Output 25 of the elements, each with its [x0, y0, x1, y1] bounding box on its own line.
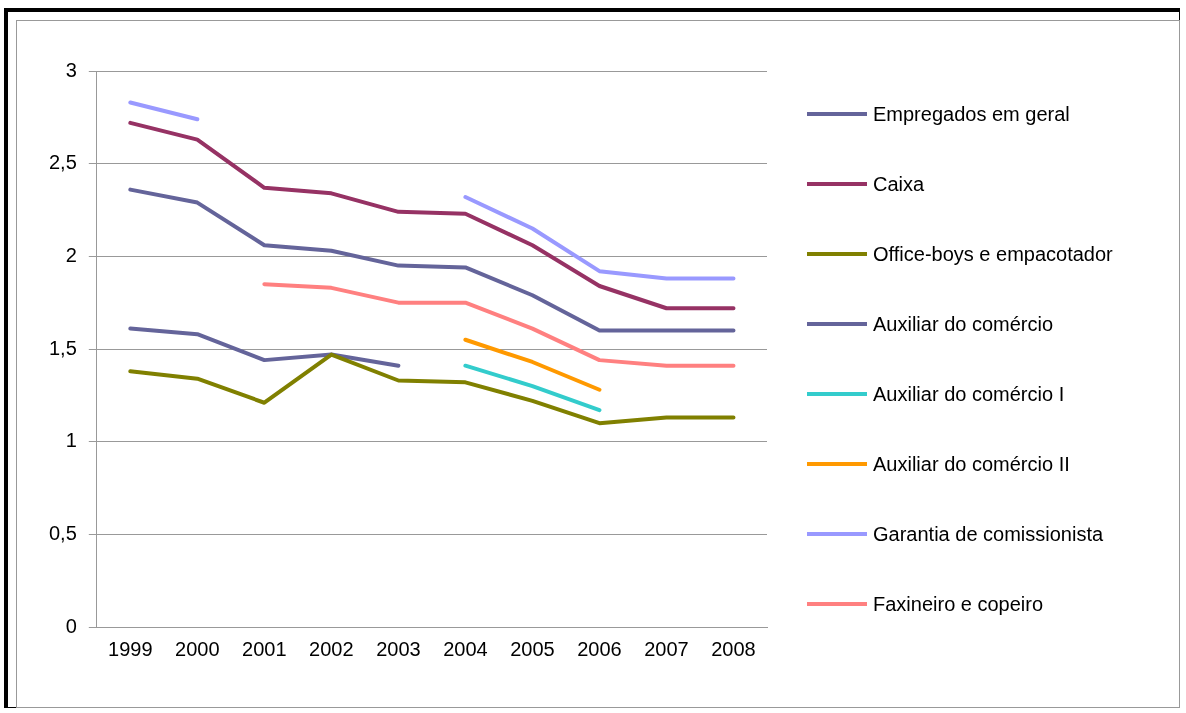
y-tick-label: 0,5 [48, 521, 77, 544]
x-tick-label: 2002 [309, 637, 354, 660]
legend-label: Office-boys e empacotador [873, 242, 1113, 267]
x-tick-label: 2006 [577, 637, 622, 660]
legend-label: Caixa [873, 172, 925, 197]
x-tick-label: 2000 [175, 637, 220, 660]
x-tick-label: 2004 [443, 637, 488, 660]
y-tick-label: 0 [65, 614, 77, 637]
x-tick-label: 2001 [242, 637, 287, 660]
legend-label: Faxineiro e copeiro [873, 592, 1044, 617]
y-tick-label: 2,5 [48, 151, 77, 174]
y-tick-label: 1,5 [48, 336, 77, 359]
y-tick-label: 1 [65, 429, 77, 452]
legend-label: Garantia de comissionista [873, 522, 1104, 547]
legend-label: Empregados em geral [873, 102, 1070, 127]
legend-label: Auxiliar do comércio [873, 312, 1054, 337]
x-tick-label: 2005 [510, 637, 555, 660]
x-tick-label: 2003 [376, 637, 421, 660]
y-tick-label: 2 [65, 243, 77, 266]
x-tick-label: 1999 [108, 637, 153, 660]
legend-label: Auxiliar do comércio I [873, 382, 1065, 407]
legend-label: Auxiliar do comércio II [873, 452, 1070, 477]
x-tick-label: 2008 [711, 637, 756, 660]
y-tick-label: 3 [65, 58, 77, 81]
x-tick-label: 2007 [644, 637, 689, 660]
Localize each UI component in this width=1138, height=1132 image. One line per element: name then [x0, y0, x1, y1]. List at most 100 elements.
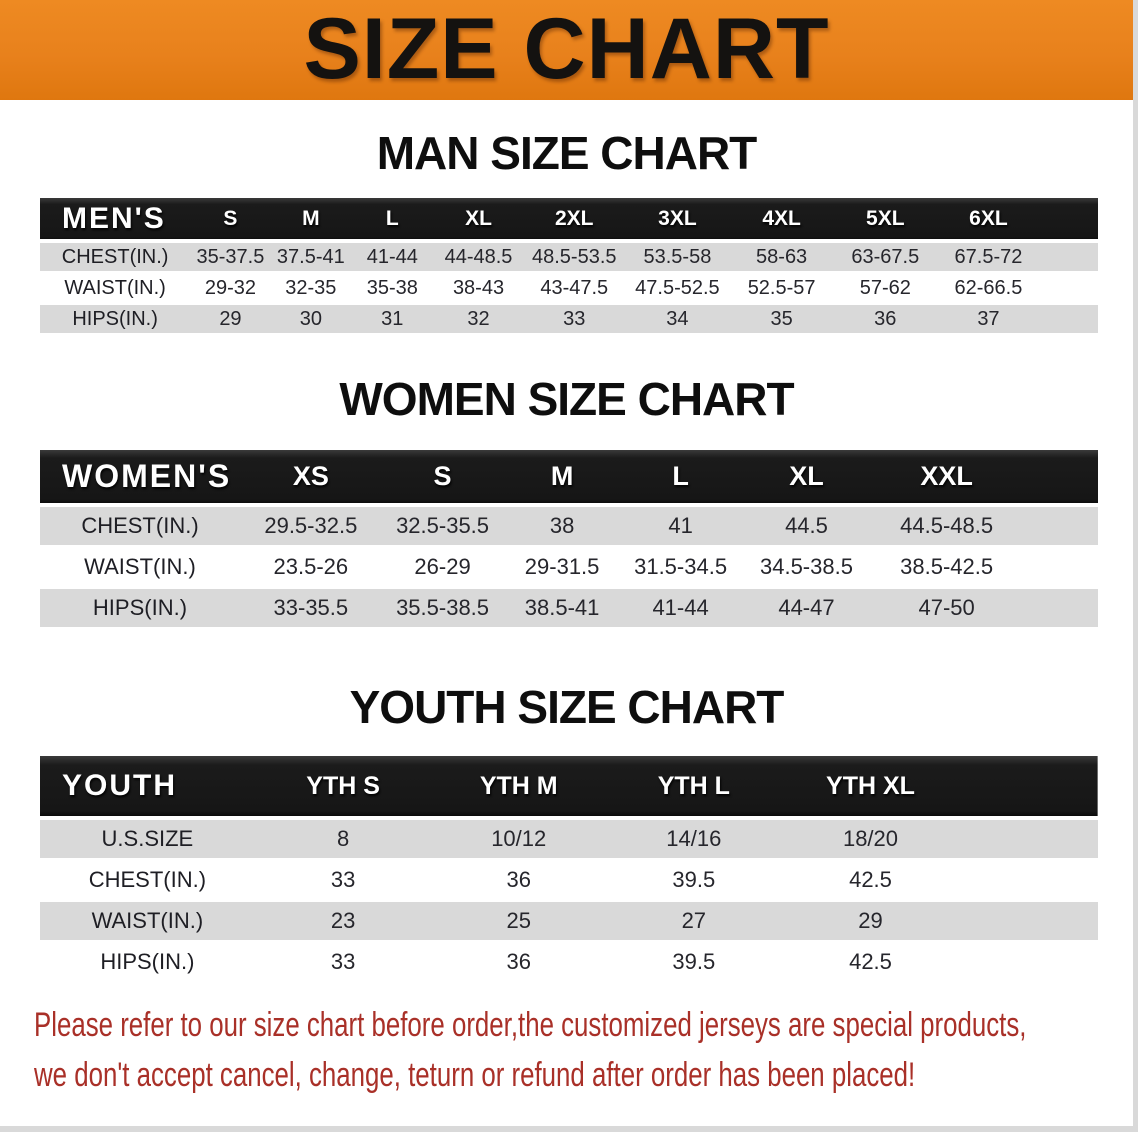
spacer-cell	[1039, 305, 1098, 336]
column-header: XL	[740, 450, 873, 507]
value-cell: 32.5-35.5	[381, 507, 504, 548]
value-cell: 35.5-38.5	[381, 589, 504, 630]
value-cell: 63-67.5	[833, 243, 938, 274]
column-header: YTH XL	[781, 756, 960, 820]
value-cell: 33	[254, 943, 432, 984]
page-title: SIZE CHART	[303, 1, 830, 97]
value-cell: 39.5	[606, 943, 782, 984]
value-cell: 18/20	[781, 820, 960, 861]
row-label: HIPS(IN.)	[40, 589, 240, 630]
value-cell: 29-31.5	[503, 548, 621, 589]
row-label: HIPS(IN.)	[40, 305, 191, 336]
value-cell: 62-66.5	[937, 274, 1040, 305]
row-label: WAIST(IN.)	[40, 902, 255, 943]
spacer-cell	[959, 756, 1098, 820]
column-header: XXL	[872, 450, 1021, 507]
value-cell: 35-38	[351, 274, 434, 305]
column-header: 5XL	[833, 198, 938, 243]
value-cell: 42.5	[781, 943, 960, 984]
row-label: CHEST(IN.)	[40, 861, 255, 902]
row-label: HIPS(IN.)	[40, 943, 255, 984]
header-row: WOMEN'S XS S M L XL XXL	[40, 450, 1098, 507]
value-cell: 34	[625, 305, 730, 336]
table-row: HIPS(IN.) 33 36 39.5 42.5	[40, 943, 1098, 984]
youth-size-table: YOUTH YTH S YTH M YTH L YTH XL U.S.SIZE 8 10/12…	[40, 756, 1098, 984]
spacer-cell	[959, 861, 1098, 902]
value-cell: 29.5-32.5	[239, 507, 382, 548]
spacer-cell	[1039, 243, 1098, 274]
youth-table-title: YOUTH	[40, 756, 255, 820]
column-header: 4XL	[729, 198, 834, 243]
column-header: M	[270, 198, 352, 243]
table-row: U.S.SIZE 8 10/12 14/16 18/20	[40, 820, 1098, 861]
spacer-cell	[1020, 450, 1098, 507]
table-row: WAIST(IN.) 23.5-26 26-29 29-31.5 31.5-34.5 34…	[40, 548, 1098, 589]
women-size-table: WOMEN'S XS S M L XL XXL CHEST(IN.) 29.5-32.5 32.5…	[40, 450, 1098, 630]
value-cell: 41	[620, 507, 741, 548]
value-cell: 35	[729, 305, 834, 336]
spacer-cell	[959, 820, 1098, 861]
women-size-table-host: WOMEN'S XS S M L XL XXL CHEST(IN.) 29.5-32.5 32.5…	[0, 450, 1133, 630]
header-row: MEN'S S M L XL 2XL 3XL 4XL 5XL 6XL	[40, 198, 1098, 243]
value-cell: 29	[190, 305, 271, 336]
value-cell: 39.5	[606, 861, 782, 902]
value-cell: 31	[351, 305, 434, 336]
column-header: XL	[433, 198, 524, 243]
table-row: CHEST(IN.) 29.5-32.5 32.5-35.5 38 41 44.5 44.5…	[40, 507, 1098, 548]
table-row: WAIST(IN.) 29-32 32-35 35-38 38-43 43-47.5 47.…	[40, 274, 1098, 305]
spacer-cell	[959, 943, 1098, 984]
value-cell: 38	[503, 507, 621, 548]
spacer-cell	[1020, 589, 1098, 630]
value-cell: 57-62	[833, 274, 938, 305]
row-label: WAIST(IN.)	[40, 548, 240, 589]
column-header: YTH M	[431, 756, 606, 820]
table-row: WAIST(IN.) 23 25 27 29	[40, 902, 1098, 943]
section-youth: YOUTH SIZE CHART YOUTH YTH S YTH M YTH L YTH…	[0, 682, 1133, 984]
disclaimer-line-1: Please refer to our size chart before or…	[34, 1006, 1027, 1044]
table-row: HIPS(IN.) 29 30 31 32 33 34 35 36 37	[40, 305, 1098, 336]
spacer-cell	[1020, 507, 1098, 548]
row-label: WAIST(IN.)	[40, 274, 191, 305]
value-cell: 26-29	[381, 548, 504, 589]
value-cell: 38-43	[433, 274, 524, 305]
value-cell: 44-47	[740, 589, 873, 630]
value-cell: 34.5-38.5	[740, 548, 873, 589]
value-cell: 33-35.5	[239, 589, 382, 630]
column-header: 3XL	[625, 198, 730, 243]
row-label: CHEST(IN.)	[40, 243, 191, 274]
section-women: WOMEN SIZE CHART WOMEN'S XS S M L XL XXL CHEST(…	[0, 374, 1133, 630]
table-row: CHEST(IN.) 33 36 39.5 42.5	[40, 861, 1098, 902]
banner: SIZE CHART	[0, 0, 1133, 100]
value-cell: 36	[431, 943, 606, 984]
value-cell: 67.5-72	[937, 243, 1040, 274]
men-section-heading: MAN SIZE CHART	[376, 127, 758, 179]
spacer-cell	[959, 902, 1098, 943]
table-row: CHEST(IN.) 35-37.5 37.5-41 41-44 44-48.5 48.5…	[40, 243, 1098, 274]
value-cell: 29-32	[190, 274, 271, 305]
youth-section-heading: YOUTH SIZE CHART	[349, 681, 785, 733]
column-header: L	[620, 450, 741, 507]
value-cell: 33	[254, 861, 432, 902]
value-cell: 32	[433, 305, 524, 336]
value-cell: 30	[270, 305, 352, 336]
value-cell: 41-44	[351, 243, 434, 274]
value-cell: 27	[606, 902, 782, 943]
men-size-table: MEN'S S M L XL 2XL 3XL 4XL 5XL 6XL CHEST(IN.) 35-37…	[40, 198, 1098, 336]
value-cell: 41-44	[620, 589, 741, 630]
section-men: MAN SIZE CHART MEN'S S M L XL 2XL 3XL 4XL 5XL 6XL…	[0, 128, 1133, 336]
disclaimer: Please refer to our size chart before or…	[0, 1000, 1133, 1100]
men-table-title: MEN'S	[40, 198, 191, 243]
value-cell: 43-47.5	[523, 274, 626, 305]
value-cell: 36	[431, 861, 606, 902]
column-header: YTH L	[606, 756, 782, 820]
value-cell: 37.5-41	[270, 243, 352, 274]
value-cell: 29	[781, 902, 960, 943]
column-header: 2XL	[523, 198, 626, 243]
value-cell: 44.5	[740, 507, 873, 548]
value-cell: 10/12	[431, 820, 606, 861]
column-header: S	[381, 450, 504, 507]
value-cell: 35-37.5	[190, 243, 271, 274]
value-cell: 53.5-58	[625, 243, 730, 274]
column-header: L	[351, 198, 434, 243]
value-cell: 31.5-34.5	[620, 548, 741, 589]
———
### Exercise aim
Pick out every line in the records above that contains the string "each" and copy those lines. Only lines that match its upper and lower case exactly count.

### Answer to this task
Output 25 of the elements, each with its [x0, y0, x1, y1] bounding box on its own line.
Localize each UI component in this width=1138, height=1132 image. One line per element: name then [x0, y0, x1, y1]. List at most 100 elements.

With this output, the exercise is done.